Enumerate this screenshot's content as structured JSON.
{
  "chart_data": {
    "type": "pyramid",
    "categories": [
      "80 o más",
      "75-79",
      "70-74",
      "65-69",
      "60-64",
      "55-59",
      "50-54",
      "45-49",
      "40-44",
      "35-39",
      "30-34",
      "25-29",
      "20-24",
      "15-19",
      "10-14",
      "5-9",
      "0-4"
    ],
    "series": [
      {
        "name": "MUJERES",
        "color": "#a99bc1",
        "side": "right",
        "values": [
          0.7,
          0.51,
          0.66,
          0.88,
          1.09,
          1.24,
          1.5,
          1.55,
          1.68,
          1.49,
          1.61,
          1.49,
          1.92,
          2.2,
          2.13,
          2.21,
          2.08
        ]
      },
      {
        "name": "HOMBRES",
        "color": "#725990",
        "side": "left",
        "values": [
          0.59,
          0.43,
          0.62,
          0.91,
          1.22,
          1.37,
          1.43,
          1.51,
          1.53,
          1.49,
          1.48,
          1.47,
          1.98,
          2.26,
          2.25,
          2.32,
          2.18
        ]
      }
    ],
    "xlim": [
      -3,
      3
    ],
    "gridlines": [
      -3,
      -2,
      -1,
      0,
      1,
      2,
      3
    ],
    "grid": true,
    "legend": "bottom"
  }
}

===============

Repeat the material above in full, keeping every word.

Enumerate this screenshot's content as structured JSON.
{
  "chart_data": {
    "type": "pyramid",
    "categories": [
      "80 o más",
      "75-79",
      "70-74",
      "65-69",
      "60-64",
      "55-59",
      "50-54",
      "45-49",
      "40-44",
      "35-39",
      "30-34",
      "25-29",
      "20-24",
      "15-19",
      "10-14",
      "5-9",
      "0-4"
    ],
    "series": [
      {
        "name": "MUJERES",
        "color": "#a99bc1",
        "side": "right",
        "values": [
          0.7,
          0.51,
          0.66,
          0.88,
          1.09,
          1.24,
          1.5,
          1.55,
          1.68,
          1.49,
          1.61,
          1.49,
          1.92,
          2.2,
          2.13,
          2.21,
          2.08
        ]
      },
      {
        "name": "HOMBRES",
        "color": "#725990",
        "side": "left",
        "values": [
          0.59,
          0.43,
          0.62,
          0.91,
          1.22,
          1.37,
          1.43,
          1.51,
          1.53,
          1.49,
          1.48,
          1.47,
          1.98,
          2.26,
          2.25,
          2.32,
          2.18
        ]
      }
    ],
    "xlim": [
      -3,
      3
    ],
    "gridlines": [
      -3,
      -2,
      -1,
      0,
      1,
      2,
      3
    ],
    "grid": true,
    "legend": "bottom"
  }
}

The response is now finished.